== THE EXERCISE ==
Scan the entries below. List each line with "name".

== GIVEN DATA ==
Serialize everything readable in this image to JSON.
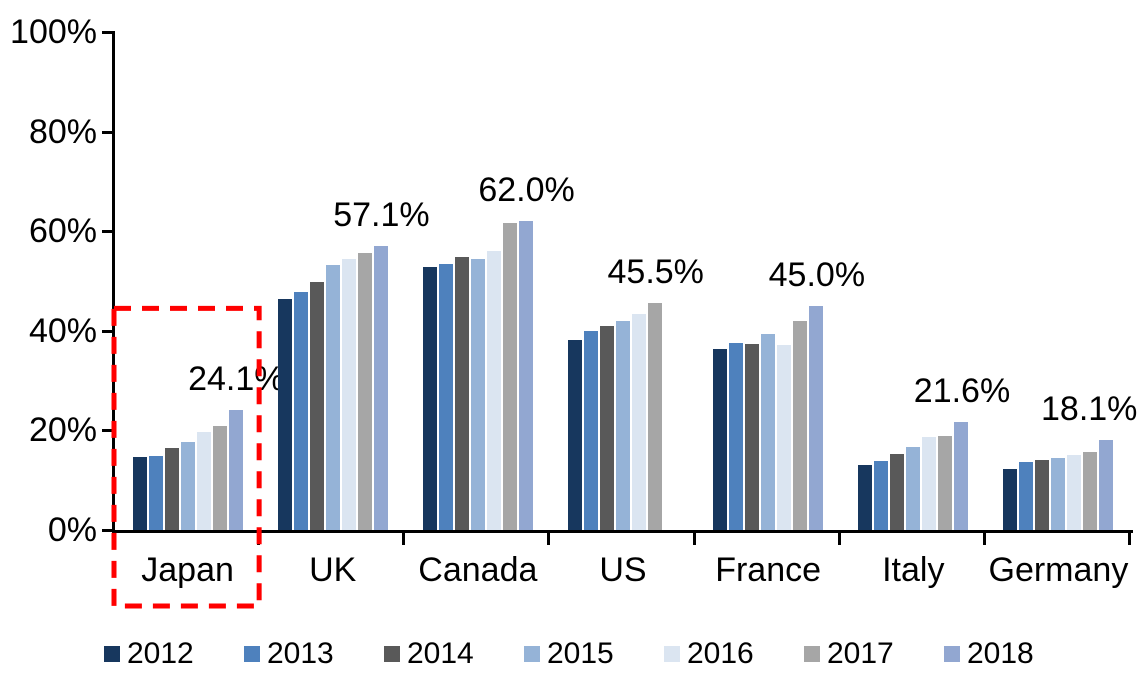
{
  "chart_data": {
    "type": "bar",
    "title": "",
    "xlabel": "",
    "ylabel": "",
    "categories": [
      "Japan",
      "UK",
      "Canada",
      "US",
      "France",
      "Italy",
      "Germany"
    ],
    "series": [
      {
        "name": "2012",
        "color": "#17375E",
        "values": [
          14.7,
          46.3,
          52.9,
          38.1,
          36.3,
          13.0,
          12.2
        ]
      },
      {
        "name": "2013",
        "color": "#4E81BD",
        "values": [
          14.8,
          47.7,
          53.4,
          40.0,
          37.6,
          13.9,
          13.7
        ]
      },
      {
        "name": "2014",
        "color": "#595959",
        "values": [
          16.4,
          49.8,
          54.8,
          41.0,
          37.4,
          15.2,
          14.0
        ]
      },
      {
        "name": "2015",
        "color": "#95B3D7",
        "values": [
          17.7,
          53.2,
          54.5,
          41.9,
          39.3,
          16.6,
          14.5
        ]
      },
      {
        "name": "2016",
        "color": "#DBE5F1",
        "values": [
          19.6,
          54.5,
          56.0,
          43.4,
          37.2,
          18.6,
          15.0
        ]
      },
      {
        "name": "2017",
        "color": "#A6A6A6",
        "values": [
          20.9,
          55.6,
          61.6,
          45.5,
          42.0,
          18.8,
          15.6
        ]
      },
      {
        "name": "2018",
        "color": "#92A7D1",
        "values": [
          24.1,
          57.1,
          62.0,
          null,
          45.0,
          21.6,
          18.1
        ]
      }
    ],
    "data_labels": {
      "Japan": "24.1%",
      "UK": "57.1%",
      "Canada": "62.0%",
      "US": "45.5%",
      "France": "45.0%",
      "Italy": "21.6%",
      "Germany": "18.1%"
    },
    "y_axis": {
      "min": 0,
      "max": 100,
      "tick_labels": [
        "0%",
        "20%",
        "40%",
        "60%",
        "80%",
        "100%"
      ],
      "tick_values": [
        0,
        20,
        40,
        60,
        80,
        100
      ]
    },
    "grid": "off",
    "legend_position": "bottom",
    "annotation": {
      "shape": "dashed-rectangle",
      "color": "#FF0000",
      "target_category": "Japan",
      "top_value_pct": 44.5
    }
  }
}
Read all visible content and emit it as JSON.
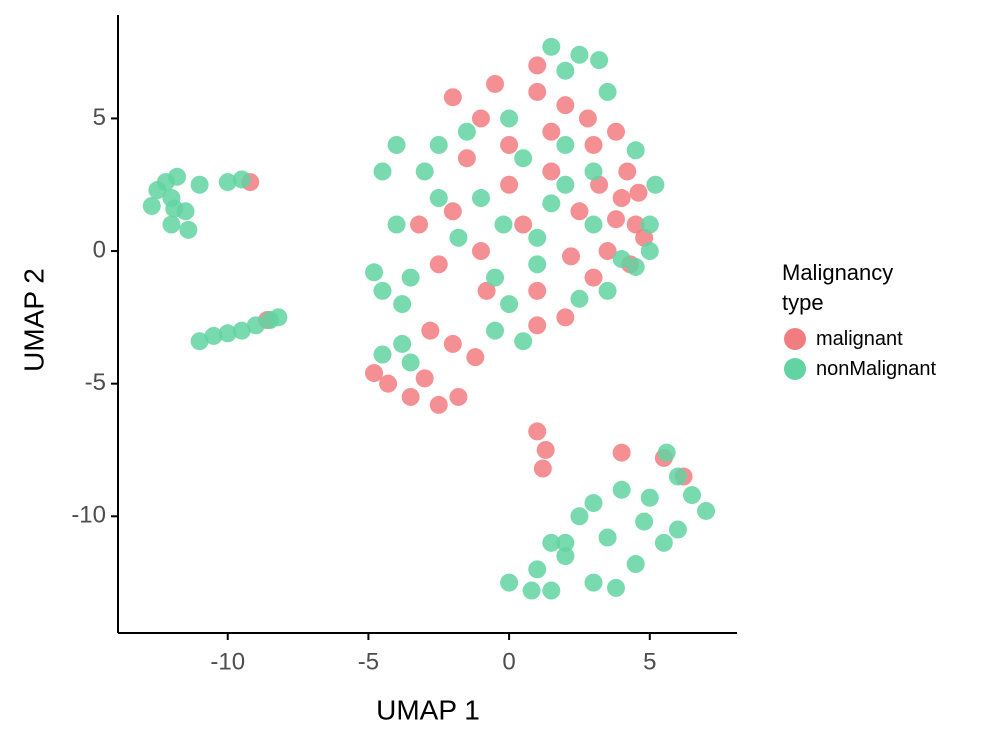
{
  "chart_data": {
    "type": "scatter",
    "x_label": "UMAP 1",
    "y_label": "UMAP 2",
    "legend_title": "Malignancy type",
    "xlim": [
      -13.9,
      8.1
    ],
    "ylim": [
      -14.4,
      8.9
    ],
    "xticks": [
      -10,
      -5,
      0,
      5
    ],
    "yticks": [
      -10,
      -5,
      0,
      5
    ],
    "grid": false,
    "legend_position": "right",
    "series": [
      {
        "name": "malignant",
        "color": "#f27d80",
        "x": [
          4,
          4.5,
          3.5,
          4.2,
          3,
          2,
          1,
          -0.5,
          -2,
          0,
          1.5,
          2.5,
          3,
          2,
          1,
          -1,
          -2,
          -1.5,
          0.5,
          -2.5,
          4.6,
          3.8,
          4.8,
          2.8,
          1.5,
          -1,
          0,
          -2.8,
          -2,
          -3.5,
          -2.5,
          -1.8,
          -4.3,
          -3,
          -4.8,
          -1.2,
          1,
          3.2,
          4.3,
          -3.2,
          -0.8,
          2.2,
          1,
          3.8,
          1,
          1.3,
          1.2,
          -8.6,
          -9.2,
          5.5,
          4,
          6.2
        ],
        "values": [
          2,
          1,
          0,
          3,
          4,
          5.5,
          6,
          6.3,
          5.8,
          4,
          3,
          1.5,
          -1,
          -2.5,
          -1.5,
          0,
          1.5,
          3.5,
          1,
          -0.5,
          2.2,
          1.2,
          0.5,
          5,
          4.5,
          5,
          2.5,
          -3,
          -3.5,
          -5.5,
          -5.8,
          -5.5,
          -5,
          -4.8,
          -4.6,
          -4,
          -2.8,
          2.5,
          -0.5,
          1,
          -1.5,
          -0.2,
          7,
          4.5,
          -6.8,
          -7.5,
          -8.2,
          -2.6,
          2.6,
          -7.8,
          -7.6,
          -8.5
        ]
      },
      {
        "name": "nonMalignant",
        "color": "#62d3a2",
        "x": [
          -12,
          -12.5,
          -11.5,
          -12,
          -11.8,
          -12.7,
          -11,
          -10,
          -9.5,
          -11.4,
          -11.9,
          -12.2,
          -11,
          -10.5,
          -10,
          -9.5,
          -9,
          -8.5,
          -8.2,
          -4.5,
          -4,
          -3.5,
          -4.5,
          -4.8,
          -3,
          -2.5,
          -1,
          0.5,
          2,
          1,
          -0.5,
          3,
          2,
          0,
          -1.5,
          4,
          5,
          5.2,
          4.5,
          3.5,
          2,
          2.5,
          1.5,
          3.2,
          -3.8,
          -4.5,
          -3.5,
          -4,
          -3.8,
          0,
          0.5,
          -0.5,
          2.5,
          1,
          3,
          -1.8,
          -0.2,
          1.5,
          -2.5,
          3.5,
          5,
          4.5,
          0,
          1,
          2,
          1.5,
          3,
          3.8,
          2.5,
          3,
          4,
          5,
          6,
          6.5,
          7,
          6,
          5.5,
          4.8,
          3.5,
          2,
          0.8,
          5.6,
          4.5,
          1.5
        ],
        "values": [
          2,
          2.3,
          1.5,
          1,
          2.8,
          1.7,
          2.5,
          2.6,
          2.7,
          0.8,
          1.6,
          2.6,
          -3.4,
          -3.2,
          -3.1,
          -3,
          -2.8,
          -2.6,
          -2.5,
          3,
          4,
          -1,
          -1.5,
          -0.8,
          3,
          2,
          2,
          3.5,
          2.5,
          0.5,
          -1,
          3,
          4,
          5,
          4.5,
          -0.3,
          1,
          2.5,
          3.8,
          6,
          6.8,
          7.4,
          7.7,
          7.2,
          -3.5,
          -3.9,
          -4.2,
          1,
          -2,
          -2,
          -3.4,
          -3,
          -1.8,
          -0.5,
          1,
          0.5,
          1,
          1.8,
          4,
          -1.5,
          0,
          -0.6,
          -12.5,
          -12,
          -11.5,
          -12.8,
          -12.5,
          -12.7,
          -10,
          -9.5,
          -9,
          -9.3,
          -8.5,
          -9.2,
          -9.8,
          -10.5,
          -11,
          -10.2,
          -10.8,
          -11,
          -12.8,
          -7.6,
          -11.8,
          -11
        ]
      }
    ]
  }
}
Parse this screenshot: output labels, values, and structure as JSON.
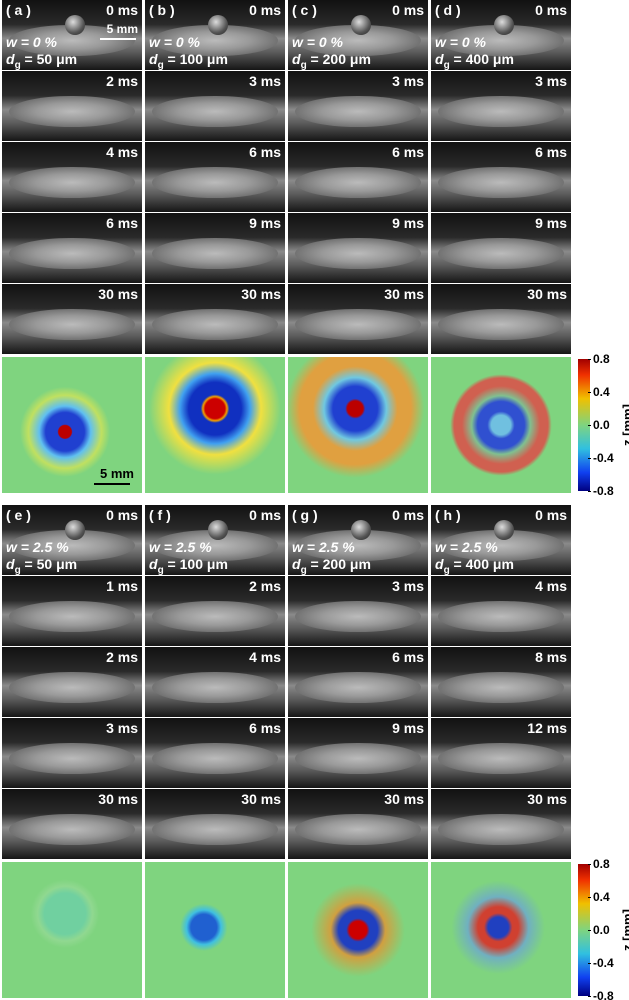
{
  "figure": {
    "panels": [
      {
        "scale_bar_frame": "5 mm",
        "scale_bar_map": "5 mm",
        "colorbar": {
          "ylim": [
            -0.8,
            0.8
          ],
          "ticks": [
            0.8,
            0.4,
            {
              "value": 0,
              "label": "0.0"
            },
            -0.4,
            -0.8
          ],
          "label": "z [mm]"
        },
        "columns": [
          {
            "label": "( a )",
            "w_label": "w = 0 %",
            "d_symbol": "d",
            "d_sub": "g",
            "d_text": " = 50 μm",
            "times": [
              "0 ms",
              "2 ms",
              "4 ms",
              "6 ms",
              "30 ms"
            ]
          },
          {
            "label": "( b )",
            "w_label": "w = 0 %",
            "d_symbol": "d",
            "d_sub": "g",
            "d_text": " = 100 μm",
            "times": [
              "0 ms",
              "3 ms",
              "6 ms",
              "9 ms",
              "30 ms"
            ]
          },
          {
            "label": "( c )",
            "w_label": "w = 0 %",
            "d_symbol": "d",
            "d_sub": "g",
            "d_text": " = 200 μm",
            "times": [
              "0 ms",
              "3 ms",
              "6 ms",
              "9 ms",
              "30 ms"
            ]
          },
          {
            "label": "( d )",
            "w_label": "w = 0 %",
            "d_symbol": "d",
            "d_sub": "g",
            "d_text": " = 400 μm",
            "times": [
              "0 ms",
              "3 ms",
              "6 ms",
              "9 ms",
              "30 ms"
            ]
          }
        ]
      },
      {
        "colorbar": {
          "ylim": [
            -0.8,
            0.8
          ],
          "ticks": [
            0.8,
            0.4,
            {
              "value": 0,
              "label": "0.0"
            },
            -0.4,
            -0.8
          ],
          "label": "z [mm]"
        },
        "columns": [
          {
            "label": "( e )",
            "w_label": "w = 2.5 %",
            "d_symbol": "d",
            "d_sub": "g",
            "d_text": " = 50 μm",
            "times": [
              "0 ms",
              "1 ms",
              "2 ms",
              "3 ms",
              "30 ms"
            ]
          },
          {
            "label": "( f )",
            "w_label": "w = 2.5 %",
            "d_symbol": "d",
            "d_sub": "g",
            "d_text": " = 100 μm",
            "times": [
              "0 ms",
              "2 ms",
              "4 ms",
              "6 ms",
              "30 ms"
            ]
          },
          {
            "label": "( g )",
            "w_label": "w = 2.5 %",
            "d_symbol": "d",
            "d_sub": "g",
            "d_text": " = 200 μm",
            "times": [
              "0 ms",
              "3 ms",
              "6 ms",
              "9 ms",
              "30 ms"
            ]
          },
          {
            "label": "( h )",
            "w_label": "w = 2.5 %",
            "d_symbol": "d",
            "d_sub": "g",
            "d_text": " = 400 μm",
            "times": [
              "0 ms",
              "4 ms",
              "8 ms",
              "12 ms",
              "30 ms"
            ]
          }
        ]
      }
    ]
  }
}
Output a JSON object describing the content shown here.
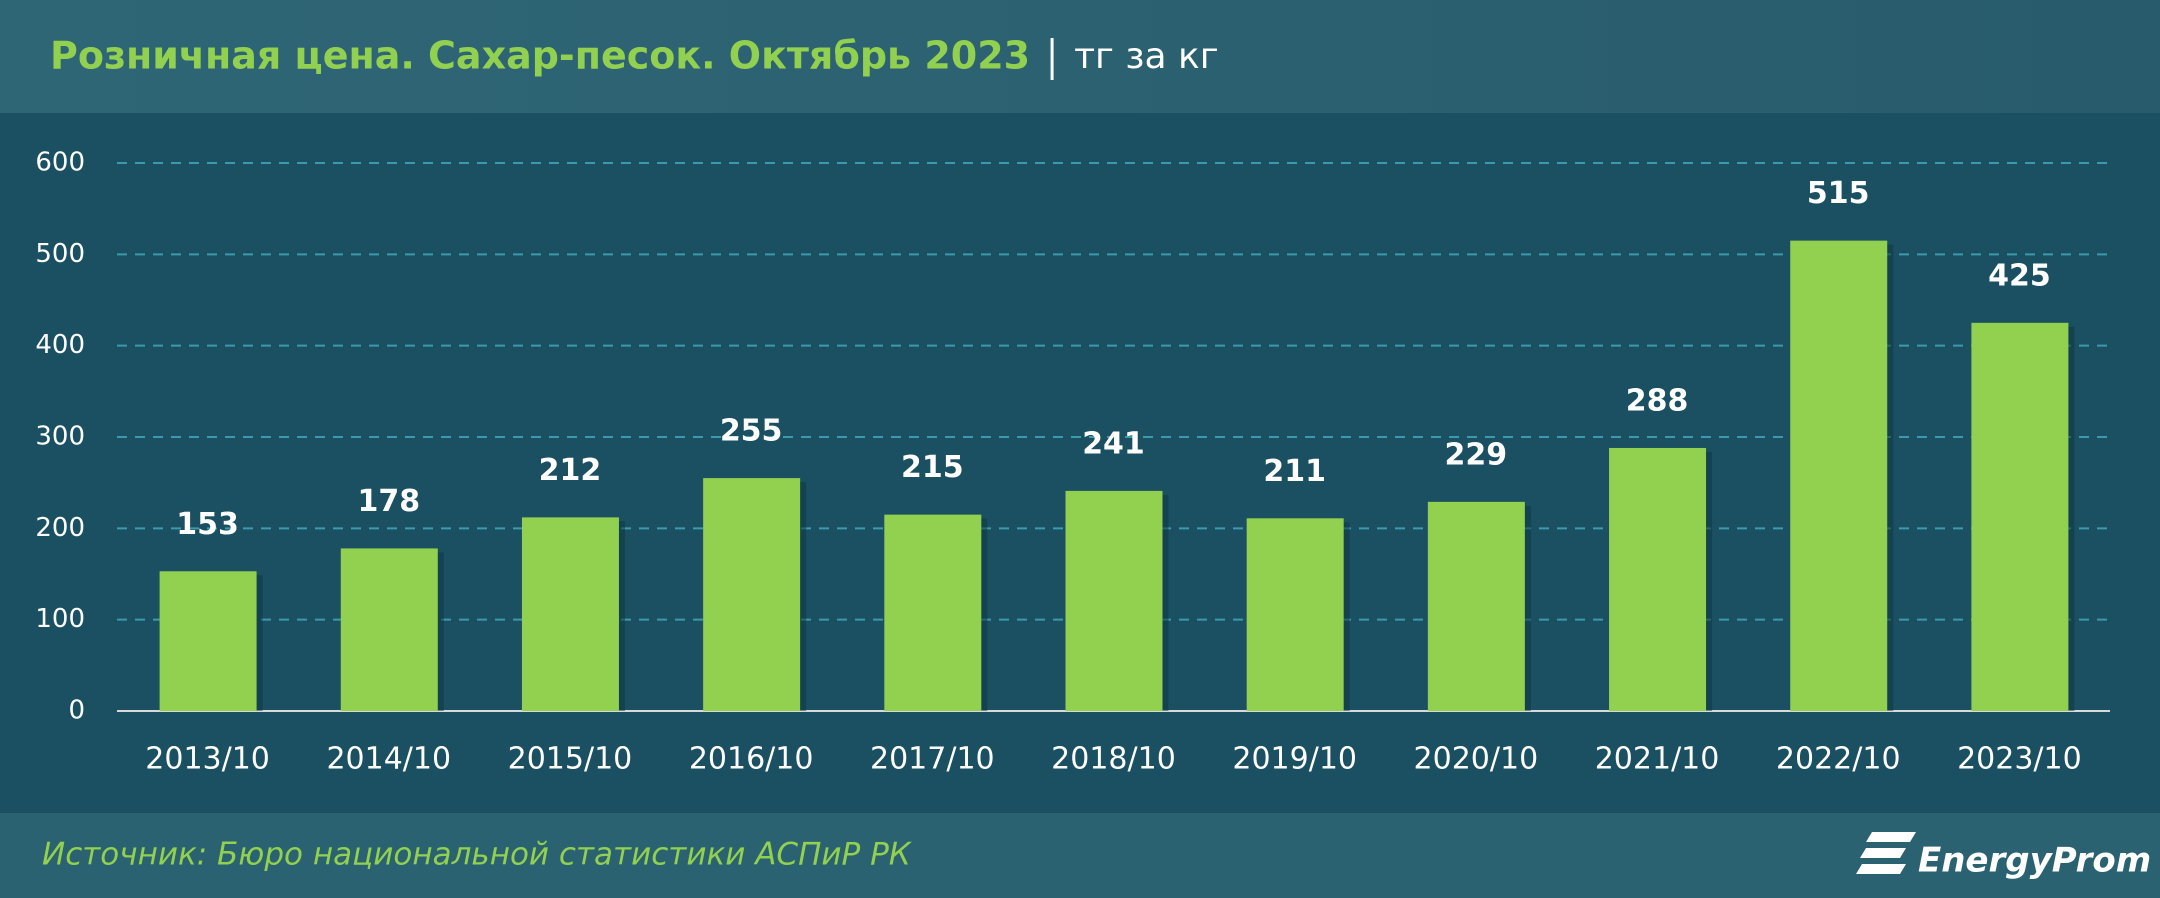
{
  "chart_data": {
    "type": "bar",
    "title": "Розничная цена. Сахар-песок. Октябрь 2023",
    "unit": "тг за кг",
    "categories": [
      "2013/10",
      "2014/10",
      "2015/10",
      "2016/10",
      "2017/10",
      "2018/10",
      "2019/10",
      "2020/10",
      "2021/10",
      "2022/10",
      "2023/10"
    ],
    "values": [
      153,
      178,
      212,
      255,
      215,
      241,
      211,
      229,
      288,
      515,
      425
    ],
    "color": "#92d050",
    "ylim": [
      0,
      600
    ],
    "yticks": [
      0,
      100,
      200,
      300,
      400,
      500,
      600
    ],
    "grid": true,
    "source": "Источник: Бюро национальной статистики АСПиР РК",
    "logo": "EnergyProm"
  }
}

== TASK RESULT ==
        "name": "2012",
        "name": "2013",
        "name": "2014",
        "name": "2015",
        "name": "2016",
        "name": "2017",
        "name": "2018",
        "name": "malignant",
        "name": "nonMalignant",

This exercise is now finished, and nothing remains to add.